=== Begin Enclosure ===
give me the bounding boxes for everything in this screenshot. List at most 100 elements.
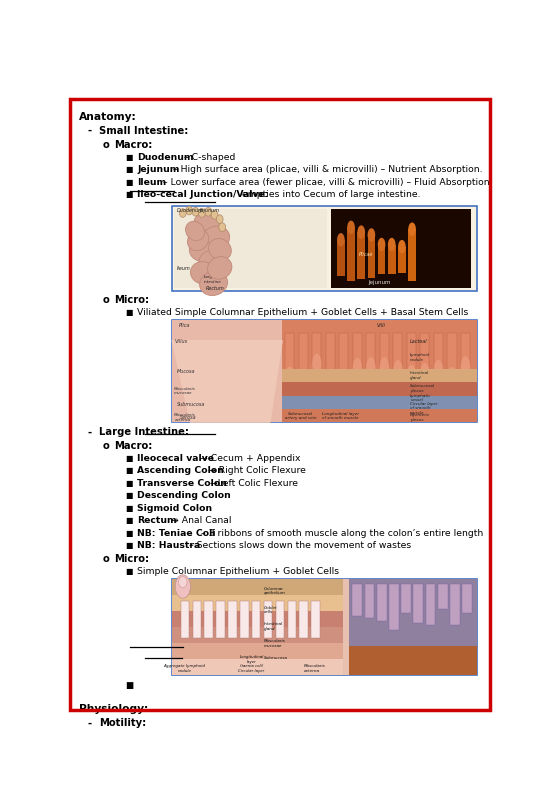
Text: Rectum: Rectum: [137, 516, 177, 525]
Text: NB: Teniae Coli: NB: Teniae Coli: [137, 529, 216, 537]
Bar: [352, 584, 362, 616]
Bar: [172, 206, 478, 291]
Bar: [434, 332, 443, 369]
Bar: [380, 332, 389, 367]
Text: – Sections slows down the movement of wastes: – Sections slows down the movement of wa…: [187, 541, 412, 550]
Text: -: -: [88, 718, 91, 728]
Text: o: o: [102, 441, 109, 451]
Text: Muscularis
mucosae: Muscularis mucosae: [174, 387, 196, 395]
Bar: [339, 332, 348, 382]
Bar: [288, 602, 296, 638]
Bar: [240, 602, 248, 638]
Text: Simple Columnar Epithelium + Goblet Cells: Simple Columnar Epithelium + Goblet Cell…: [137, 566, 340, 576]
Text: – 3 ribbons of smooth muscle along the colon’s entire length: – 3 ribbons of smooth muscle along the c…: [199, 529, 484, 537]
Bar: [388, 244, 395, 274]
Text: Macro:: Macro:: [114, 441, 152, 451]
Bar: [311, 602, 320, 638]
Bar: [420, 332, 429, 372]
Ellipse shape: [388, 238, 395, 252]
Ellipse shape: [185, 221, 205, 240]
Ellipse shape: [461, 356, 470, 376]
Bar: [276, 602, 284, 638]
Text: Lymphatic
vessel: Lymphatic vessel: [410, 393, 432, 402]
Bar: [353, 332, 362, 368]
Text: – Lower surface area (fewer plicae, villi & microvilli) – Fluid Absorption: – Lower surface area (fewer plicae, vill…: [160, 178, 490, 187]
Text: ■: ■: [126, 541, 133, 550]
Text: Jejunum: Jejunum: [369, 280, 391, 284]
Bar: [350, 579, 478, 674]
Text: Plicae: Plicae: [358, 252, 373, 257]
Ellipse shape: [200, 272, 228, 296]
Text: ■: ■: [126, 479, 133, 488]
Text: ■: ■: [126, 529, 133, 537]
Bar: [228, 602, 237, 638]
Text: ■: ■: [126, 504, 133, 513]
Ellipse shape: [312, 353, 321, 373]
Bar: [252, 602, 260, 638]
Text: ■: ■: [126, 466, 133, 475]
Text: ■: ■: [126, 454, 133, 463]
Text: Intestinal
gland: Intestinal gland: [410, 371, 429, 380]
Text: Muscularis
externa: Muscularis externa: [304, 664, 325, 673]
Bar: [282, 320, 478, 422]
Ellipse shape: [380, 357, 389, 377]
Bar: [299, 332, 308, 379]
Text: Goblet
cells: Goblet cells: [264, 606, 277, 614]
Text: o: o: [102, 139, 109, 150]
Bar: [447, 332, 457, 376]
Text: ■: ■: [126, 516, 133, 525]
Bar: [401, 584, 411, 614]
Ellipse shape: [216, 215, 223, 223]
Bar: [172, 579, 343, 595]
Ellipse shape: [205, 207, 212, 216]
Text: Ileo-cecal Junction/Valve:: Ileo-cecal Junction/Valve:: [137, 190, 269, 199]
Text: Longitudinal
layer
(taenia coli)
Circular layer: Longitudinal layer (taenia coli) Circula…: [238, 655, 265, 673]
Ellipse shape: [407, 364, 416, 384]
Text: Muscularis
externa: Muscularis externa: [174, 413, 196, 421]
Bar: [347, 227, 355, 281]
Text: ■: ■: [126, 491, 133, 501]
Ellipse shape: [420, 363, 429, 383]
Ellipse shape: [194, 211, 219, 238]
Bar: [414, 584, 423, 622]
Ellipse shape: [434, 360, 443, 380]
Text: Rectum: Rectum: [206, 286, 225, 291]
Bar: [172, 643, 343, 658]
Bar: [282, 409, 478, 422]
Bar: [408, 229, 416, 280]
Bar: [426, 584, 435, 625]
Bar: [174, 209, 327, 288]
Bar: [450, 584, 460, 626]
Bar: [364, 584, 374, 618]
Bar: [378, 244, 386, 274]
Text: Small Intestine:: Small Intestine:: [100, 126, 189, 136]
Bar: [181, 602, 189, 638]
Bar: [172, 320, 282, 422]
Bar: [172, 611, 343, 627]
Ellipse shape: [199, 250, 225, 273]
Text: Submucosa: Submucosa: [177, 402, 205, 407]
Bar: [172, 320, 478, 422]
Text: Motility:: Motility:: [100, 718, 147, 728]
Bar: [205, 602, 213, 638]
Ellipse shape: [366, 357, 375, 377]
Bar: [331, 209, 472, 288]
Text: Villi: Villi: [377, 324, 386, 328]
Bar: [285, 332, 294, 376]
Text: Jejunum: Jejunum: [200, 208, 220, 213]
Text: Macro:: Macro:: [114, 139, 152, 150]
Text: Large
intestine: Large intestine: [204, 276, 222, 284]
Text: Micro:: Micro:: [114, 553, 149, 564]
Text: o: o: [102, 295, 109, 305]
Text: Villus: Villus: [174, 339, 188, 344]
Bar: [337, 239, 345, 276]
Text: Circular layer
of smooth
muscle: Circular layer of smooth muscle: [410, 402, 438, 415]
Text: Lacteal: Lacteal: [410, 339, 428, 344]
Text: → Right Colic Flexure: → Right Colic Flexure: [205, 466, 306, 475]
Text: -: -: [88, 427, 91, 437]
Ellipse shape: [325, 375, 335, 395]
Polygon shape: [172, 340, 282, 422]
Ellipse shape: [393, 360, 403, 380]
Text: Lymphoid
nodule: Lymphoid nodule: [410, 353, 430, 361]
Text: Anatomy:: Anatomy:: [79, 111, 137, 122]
=== End Enclosure ===
=== Begin Enclosure ===
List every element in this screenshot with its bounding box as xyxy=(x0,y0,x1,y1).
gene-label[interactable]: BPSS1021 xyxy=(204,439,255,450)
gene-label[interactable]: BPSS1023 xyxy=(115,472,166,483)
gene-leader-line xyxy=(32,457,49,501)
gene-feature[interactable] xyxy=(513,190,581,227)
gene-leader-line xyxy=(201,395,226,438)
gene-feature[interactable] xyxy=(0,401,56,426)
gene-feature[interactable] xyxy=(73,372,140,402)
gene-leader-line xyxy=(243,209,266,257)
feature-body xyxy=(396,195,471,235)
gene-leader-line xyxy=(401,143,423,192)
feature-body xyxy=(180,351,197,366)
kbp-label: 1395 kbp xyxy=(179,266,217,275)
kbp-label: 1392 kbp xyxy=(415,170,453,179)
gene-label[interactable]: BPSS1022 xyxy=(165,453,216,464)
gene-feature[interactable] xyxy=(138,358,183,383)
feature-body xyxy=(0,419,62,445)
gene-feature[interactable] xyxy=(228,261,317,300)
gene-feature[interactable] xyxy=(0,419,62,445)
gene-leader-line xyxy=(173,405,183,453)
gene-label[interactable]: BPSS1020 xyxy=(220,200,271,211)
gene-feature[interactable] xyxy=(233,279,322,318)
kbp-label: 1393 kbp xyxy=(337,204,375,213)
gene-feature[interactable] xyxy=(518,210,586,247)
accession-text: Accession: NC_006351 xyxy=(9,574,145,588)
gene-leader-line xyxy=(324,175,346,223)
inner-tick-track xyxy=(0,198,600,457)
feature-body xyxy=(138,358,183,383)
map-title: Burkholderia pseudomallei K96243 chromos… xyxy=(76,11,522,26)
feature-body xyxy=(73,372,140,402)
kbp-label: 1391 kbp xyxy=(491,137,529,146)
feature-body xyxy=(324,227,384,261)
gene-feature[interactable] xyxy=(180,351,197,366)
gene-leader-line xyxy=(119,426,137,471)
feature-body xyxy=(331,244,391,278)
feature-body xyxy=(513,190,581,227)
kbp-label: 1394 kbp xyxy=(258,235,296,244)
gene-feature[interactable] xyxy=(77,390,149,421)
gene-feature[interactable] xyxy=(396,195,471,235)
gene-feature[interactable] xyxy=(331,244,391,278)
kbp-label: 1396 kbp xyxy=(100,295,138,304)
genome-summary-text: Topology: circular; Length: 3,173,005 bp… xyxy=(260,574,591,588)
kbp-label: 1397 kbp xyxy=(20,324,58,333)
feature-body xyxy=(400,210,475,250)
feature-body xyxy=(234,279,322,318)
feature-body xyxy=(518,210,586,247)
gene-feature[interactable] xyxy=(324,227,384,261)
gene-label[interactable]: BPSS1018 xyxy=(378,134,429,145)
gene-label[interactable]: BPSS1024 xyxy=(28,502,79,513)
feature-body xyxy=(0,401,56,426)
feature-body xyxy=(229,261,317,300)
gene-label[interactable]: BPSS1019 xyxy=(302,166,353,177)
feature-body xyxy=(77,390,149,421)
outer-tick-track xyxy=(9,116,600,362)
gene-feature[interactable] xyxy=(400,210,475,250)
=== End Enclosure ===
=== Begin Enclosure ===
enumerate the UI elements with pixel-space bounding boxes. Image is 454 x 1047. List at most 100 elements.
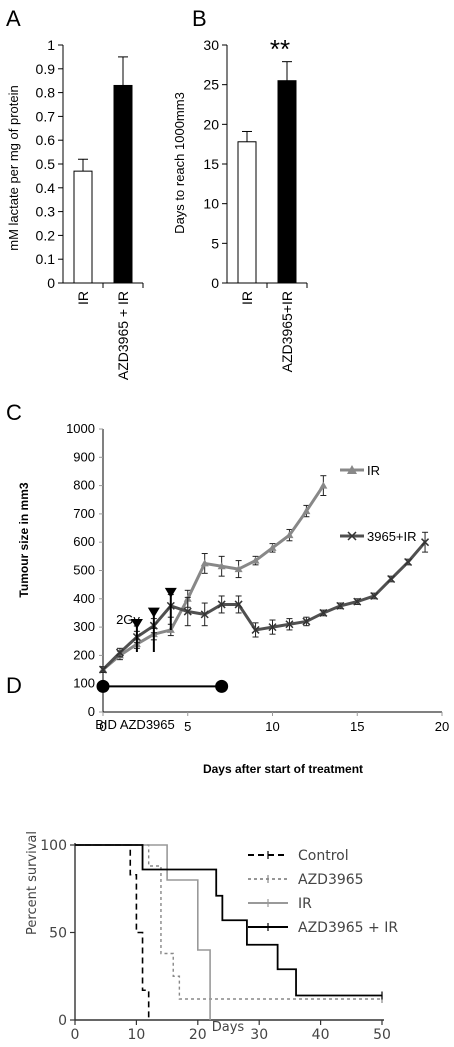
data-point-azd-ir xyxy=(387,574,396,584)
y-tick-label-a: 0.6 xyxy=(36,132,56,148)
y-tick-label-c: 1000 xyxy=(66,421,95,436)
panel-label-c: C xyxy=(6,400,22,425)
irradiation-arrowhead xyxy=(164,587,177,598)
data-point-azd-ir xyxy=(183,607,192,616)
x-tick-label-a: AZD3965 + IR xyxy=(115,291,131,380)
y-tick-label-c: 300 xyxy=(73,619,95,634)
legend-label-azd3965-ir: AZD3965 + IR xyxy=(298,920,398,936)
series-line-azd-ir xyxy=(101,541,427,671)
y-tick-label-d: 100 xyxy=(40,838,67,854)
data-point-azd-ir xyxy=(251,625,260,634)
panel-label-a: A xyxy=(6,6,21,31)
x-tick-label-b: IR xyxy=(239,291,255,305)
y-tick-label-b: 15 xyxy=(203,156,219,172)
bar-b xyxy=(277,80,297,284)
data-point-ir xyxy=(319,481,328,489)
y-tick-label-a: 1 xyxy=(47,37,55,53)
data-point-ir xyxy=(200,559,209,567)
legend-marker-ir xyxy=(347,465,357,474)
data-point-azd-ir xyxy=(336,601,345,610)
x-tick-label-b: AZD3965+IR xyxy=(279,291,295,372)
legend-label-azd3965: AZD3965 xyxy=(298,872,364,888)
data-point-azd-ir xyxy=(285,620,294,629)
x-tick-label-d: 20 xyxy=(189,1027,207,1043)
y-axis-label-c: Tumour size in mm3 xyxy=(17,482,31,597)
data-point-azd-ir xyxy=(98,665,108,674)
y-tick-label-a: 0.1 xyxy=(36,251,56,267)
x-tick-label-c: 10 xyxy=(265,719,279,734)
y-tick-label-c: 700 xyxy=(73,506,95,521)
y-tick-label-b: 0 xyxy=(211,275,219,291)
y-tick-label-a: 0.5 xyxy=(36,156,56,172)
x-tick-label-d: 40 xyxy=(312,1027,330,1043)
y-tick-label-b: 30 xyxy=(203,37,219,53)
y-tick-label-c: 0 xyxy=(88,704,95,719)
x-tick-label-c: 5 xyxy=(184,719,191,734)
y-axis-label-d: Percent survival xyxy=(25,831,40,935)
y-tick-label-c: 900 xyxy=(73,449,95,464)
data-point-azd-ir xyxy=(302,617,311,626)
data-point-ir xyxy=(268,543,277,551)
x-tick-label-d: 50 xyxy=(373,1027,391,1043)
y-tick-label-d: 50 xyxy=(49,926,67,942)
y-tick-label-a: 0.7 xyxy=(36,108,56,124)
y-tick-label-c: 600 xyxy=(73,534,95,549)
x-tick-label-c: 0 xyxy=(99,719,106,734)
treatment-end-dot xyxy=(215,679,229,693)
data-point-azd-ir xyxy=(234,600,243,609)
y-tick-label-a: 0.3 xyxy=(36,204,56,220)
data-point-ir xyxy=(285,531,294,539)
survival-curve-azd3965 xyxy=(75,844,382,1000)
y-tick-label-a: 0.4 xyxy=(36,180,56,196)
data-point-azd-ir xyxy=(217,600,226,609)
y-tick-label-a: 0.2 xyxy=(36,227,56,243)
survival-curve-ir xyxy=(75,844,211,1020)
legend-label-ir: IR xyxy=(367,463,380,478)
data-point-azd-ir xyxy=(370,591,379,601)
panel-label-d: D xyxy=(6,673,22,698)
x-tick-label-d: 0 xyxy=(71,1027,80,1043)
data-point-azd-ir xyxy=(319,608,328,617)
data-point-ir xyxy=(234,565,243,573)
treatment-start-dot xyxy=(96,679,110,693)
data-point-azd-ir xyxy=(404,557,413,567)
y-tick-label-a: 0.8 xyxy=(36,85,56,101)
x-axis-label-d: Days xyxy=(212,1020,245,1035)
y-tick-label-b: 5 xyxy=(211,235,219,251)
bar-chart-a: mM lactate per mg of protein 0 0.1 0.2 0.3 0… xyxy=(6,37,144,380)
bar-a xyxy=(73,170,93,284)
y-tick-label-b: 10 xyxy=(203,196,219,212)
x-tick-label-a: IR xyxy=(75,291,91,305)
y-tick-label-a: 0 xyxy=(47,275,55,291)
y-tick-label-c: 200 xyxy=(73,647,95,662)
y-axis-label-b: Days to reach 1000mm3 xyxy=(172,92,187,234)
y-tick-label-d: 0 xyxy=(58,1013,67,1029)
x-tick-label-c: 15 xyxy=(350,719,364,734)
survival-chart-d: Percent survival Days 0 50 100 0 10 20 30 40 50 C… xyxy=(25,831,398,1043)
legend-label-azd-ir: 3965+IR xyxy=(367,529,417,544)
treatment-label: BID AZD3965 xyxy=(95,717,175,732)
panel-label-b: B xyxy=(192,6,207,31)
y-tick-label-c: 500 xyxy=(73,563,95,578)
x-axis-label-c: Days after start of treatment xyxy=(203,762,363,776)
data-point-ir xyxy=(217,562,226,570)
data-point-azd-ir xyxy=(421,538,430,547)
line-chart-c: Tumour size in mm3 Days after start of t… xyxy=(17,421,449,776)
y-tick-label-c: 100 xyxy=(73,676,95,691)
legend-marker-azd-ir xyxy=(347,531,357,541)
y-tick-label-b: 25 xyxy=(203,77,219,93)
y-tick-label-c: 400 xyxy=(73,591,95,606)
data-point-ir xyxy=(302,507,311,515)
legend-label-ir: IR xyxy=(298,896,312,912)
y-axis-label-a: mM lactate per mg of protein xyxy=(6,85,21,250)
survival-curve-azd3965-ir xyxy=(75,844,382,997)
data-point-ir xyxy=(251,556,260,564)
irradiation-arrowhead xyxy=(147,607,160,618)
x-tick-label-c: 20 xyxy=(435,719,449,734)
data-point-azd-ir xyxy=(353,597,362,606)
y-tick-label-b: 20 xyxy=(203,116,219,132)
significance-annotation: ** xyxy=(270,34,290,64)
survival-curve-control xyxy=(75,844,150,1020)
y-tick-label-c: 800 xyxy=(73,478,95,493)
=== End Enclosure ===
[What you need to do]
Copy out each line of the listing that contains the word "chart".

[Response area]
bar-chart-a: mM lactate per mg of protein 0 0.1 0.2 0.3 0… xyxy=(6,37,144,380)
survival-chart-d: Percent survival Days 0 50 100 0 10 20 30 40 50 C… xyxy=(25,831,398,1043)
line-chart-c: Tumour size in mm3 Days after start of t… xyxy=(17,421,449,776)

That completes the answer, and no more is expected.